[Exercise prompt]:
Repeat all entries exactly.

START Items

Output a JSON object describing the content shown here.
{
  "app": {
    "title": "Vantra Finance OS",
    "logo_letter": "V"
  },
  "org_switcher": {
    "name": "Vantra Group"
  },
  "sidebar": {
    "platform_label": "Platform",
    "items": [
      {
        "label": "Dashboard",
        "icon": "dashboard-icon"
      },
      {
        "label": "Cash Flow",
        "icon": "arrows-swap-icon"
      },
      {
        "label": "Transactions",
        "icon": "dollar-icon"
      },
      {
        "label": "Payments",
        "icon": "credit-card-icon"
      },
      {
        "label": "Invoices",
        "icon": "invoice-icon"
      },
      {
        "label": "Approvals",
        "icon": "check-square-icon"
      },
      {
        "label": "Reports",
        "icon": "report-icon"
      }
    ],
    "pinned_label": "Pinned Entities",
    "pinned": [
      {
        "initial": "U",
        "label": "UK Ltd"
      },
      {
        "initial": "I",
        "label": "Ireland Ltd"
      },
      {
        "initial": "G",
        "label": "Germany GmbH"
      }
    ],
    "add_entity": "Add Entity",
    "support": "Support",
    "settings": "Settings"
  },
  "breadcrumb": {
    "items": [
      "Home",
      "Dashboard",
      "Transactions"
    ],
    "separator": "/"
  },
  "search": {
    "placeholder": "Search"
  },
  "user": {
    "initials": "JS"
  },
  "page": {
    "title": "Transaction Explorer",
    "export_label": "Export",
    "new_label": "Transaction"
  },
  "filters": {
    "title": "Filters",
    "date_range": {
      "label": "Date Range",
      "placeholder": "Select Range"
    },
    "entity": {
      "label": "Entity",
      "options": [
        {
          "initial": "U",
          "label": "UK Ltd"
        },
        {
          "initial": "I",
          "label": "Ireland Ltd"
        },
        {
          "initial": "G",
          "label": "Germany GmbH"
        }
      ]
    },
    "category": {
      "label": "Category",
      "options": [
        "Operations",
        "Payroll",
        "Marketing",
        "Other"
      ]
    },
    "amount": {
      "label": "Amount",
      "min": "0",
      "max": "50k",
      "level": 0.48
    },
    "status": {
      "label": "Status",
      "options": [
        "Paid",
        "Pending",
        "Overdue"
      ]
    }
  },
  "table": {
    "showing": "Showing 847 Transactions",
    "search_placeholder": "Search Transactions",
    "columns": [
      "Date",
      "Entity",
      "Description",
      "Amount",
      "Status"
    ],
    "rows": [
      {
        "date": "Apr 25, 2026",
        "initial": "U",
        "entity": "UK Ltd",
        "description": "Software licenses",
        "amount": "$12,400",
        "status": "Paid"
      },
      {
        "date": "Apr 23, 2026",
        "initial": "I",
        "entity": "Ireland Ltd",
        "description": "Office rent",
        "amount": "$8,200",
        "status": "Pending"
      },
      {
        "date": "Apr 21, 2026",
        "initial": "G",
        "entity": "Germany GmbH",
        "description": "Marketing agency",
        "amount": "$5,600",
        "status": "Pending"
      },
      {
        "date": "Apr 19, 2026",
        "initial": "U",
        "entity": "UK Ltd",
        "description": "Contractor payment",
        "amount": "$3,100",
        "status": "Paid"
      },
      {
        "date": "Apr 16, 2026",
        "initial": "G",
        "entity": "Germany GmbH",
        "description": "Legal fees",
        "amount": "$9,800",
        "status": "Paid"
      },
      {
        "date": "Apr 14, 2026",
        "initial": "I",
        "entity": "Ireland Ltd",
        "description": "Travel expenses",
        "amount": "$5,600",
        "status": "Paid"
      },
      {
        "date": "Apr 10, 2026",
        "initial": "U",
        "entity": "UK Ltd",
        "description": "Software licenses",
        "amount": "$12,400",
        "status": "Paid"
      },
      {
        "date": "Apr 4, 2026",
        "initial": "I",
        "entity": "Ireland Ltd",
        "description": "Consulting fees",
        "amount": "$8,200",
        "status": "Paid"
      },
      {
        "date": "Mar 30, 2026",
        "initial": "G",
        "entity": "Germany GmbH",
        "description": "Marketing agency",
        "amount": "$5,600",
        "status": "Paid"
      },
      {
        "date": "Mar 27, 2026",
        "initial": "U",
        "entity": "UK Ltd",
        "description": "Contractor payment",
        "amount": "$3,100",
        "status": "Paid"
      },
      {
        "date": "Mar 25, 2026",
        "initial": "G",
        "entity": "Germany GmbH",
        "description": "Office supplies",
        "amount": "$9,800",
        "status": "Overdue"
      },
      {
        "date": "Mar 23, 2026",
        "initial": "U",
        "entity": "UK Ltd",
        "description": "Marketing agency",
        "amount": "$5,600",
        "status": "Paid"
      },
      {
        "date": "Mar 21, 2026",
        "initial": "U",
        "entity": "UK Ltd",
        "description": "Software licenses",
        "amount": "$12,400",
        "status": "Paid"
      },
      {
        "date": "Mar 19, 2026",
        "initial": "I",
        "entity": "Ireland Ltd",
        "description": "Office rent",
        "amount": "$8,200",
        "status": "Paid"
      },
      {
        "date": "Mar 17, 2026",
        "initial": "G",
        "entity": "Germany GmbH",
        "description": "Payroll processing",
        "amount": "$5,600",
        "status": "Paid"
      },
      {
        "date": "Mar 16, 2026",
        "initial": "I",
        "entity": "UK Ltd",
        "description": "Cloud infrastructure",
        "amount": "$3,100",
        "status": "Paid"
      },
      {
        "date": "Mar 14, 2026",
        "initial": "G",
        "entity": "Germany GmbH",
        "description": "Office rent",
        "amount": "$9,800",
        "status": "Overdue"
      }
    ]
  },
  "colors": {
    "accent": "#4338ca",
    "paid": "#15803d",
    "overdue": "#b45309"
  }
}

END Items

[Solution for this problem]:
Output a JSON object describing the content shown here.
{
  "app": {
    "title": "Vantra Finance OS",
    "logo_letter": "V"
  },
  "org_switcher": {
    "name": "Vantra Group"
  },
  "sidebar": {
    "platform_label": "Platform",
    "items": [
      {
        "label": "Dashboard",
        "icon": "dashboard-icon"
      },
      {
        "label": "Cash Flow",
        "icon": "arrows-swap-icon"
      },
      {
        "label": "Transactions",
        "icon": "dollar-icon"
      },
      {
        "label": "Payments",
        "icon": "credit-card-icon"
      },
      {
        "label": "Invoices",
        "icon": "invoice-icon"
      },
      {
        "label": "Approvals",
        "icon": "check-square-icon"
      },
      {
        "label": "Reports",
        "icon": "report-icon"
      }
    ],
    "pinned_label": "Pinned Entities",
    "pinned": [
      {
        "initial": "U",
        "label": "UK Ltd"
      },
      {
        "initial": "I",
        "label": "Ireland Ltd"
      },
      {
        "initial": "G",
        "label": "Germany GmbH"
      }
    ],
    "add_entity": "Add Entity",
    "support": "Support",
    "settings": "Settings"
  },
  "breadcrumb": {
    "items": [
      "Home",
      "Dashboard",
      "Transactions"
    ],
    "separator": "/"
  },
  "search": {
    "placeholder": "Search"
  },
  "user": {
    "initials": "JS"
  },
  "page": {
    "title": "Transaction Explorer",
    "export_label": "Export",
    "new_label": "Transaction"
  },
  "filters": {
    "title": "Filters",
    "date_range": {
      "label": "Date Range",
      "placeholder": "Select Range"
    },
    "entity": {
      "label": "Entity",
      "options": [
        {
          "initial": "U",
          "label": "UK Ltd"
        },
        {
          "initial": "I",
          "label": "Ireland Ltd"
        },
        {
          "initial": "G",
          "label": "Germany GmbH"
        }
      ]
    },
    "category": {
      "label": "Category",
      "options": [
        "Operations",
        "Payroll",
        "Marketing",
        "Other"
      ]
    },
    "amount": {
      "label": "Amount",
      "min": "0",
      "max": "50k",
      "level": 0.48
    },
    "status": {
      "label": "Status",
      "options": [
        "Paid",
        "Pending",
        "Overdue"
      ]
    }
  },
  "table": {
    "showing": "Showing 847 Transactions",
    "search_placeholder": "Search Transactions",
    "columns": [
      "Date",
      "Entity",
      "Description",
      "Amount",
      "Status"
    ],
    "rows": [
      {
        "date": "Apr 25, 2026",
        "initial": "U",
        "entity": "UK Ltd",
        "description": "Software licenses",
        "amount": "$12,400",
        "status": "Paid"
      },
      {
        "date": "Apr 23, 2026",
        "initial": "I",
        "entity": "Ireland Ltd",
        "description": "Office rent",
        "amount": "$8,200",
        "status": "Pending"
      },
      {
        "date": "Apr 21, 2026",
        "initial": "G",
        "entity": "Germany GmbH",
        "description": "Marketing agency",
        "amount": "$5,600",
        "status": "Pending"
      },
      {
        "date": "Apr 19, 2026",
        "initial": "U",
        "entity": "UK Ltd",
        "description": "Contractor payment",
        "amount": "$3,100",
        "status": "Paid"
      },
      {
        "date": "Apr 16, 2026",
        "initial": "G",
        "entity": "Germany GmbH",
        "description": "Legal fees",
        "amount": "$9,800",
        "status": "Paid"
      },
      {
        "date": "Apr 14, 2026",
        "initial": "I",
        "entity": "Ireland Ltd",
        "description": "Travel expenses",
        "amount": "$5,600",
        "status": "Paid"
      },
      {
        "date": "Apr 10, 2026",
        "initial": "U",
        "entity": "UK Ltd",
        "description": "Software licenses",
        "amount": "$12,400",
        "status": "Paid"
      },
      {
        "date": "Apr 4, 2026",
        "initial": "I",
        "entity": "Ireland Ltd",
        "description": "Consulting fees",
        "amount": "$8,200",
        "status": "Paid"
      },
      {
        "date": "Mar 30, 2026",
        "initial": "G",
        "entity": "Germany GmbH",
        "description": "Marketing agency",
        "amount": "$5,600",
        "status": "Paid"
      },
      {
        "date": "Mar 27, 2026",
        "initial": "U",
        "entity": "UK Ltd",
        "description": "Contractor payment",
        "amount": "$3,100",
        "status": "Paid"
      },
      {
        "date": "Mar 25, 2026",
        "initial": "G",
        "entity": "Germany GmbH",
        "description": "Office supplies",
        "amount": "$9,800",
        "status": "Overdue"
      },
      {
        "date": "Mar 23, 2026",
        "initial": "U",
        "entity": "UK Ltd",
        "description": "Marketing agency",
        "amount": "$5,600",
        "status": "Paid"
      },
      {
        "date": "Mar 21, 2026",
        "initial": "U",
        "entity": "UK Ltd",
        "description": "Software licenses",
        "amount": "$12,400",
        "status": "Paid"
      },
      {
        "date": "Mar 19, 2026",
        "initial": "I",
        "entity": "Ireland Ltd",
        "description": "Office rent",
        "amount": "$8,200",
        "status": "Paid"
      },
      {
        "date": "Mar 17, 2026",
        "initial": "G",
        "entity": "Germany GmbH",
        "description": "Payroll processing",
        "amount": "$5,600",
        "status": "Paid"
      },
      {
        "date": "Mar 16, 2026",
        "initial": "I",
        "entity": "UK Ltd",
        "description": "Cloud infrastructure",
        "amount": "$3,100",
        "status": "Paid"
      },
      {
        "date": "Mar 14, 2026",
        "initial": "G",
        "entity": "Germany GmbH",
        "description": "Office rent",
        "amount": "$9,800",
        "status": "Overdue"
      }
    ]
  },
  "colors": {
    "accent": "#4338ca",
    "paid": "#15803d",
    "overdue": "#b45309"
  }
}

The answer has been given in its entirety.